Part of a data file

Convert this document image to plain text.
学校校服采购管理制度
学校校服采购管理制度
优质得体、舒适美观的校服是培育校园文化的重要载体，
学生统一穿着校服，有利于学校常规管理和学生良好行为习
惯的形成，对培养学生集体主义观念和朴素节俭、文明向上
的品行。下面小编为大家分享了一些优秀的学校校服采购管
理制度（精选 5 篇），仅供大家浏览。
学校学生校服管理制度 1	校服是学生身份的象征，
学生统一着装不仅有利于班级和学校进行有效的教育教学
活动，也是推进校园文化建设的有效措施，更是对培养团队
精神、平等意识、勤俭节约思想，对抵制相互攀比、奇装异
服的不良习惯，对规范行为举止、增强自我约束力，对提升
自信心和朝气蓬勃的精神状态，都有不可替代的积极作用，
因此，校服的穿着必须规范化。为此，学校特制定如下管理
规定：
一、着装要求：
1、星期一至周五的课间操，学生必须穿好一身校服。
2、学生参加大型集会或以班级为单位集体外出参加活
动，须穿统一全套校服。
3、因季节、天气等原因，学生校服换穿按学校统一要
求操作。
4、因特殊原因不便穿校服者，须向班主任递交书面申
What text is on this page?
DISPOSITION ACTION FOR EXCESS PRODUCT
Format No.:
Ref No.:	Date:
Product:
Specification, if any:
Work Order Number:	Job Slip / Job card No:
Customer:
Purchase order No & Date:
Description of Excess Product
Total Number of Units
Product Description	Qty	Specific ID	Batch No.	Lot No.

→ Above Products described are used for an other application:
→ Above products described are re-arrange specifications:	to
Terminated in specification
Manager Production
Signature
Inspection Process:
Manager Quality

--- Stated exercise ---
Go through the listing above and restate it word for word.

--- Answer ---
Convert this document image to plain text.
学校校服采购管理制度
学校校服采购管理制度
优质得体、舒适美观的校服是培育校园文化的重要载体，
学生统一穿着校服，有利于学校常规管理和学生良好行为习
惯的形成，对培养学生集体主义观念和朴素节俭、文明向上
的品行。下面小编为大家分享了一些优秀的学校校服采购管
理制度（精选 5 篇），仅供大家浏览。
学校学生校服管理制度 1	校服是学生身份的象征，
学生统一着装不仅有利于班级和学校进行有效的教育教学
活动，也是推进校园文化建设的有效措施，更是对培养团队
精神、平等意识、勤俭节约思想，对抵制相互攀比、奇装异
服的不良习惯，对规范行为举止、增强自我约束力，对提升
自信心和朝气蓬勃的精神状态，都有不可替代的积极作用，
因此，校服的穿着必须规范化。为此，学校特制定如下管理
规定：
一、着装要求：
1、星期一至周五的课间操，学生必须穿好一身校服。
2、学生参加大型集会或以班级为单位集体外出参加活
动，须穿统一全套校服。
3、因季节、天气等原因，学生校服换穿按学校统一要
求操作。
4、因特殊原因不便穿校服者，须向班主任递交书面申
What text is on this page?
DISPOSITION ACTION FOR EXCESS PRODUCT
Format No.:
Ref No.:	Date:
Product:
Specification, if any:
Work Order Number:	Job Slip / Job card No:
Customer:
Purchase order No & Date:
Description of Excess Product
Total Number of Units
Product Description	Qty	Specific ID	Batch No.	Lot No.

→ Above Products described are used for an other application:
→ Above products described are re-arrange specifications:	to
Terminated in specification
Manager Production
Signature
Inspection Process:
Manager Quality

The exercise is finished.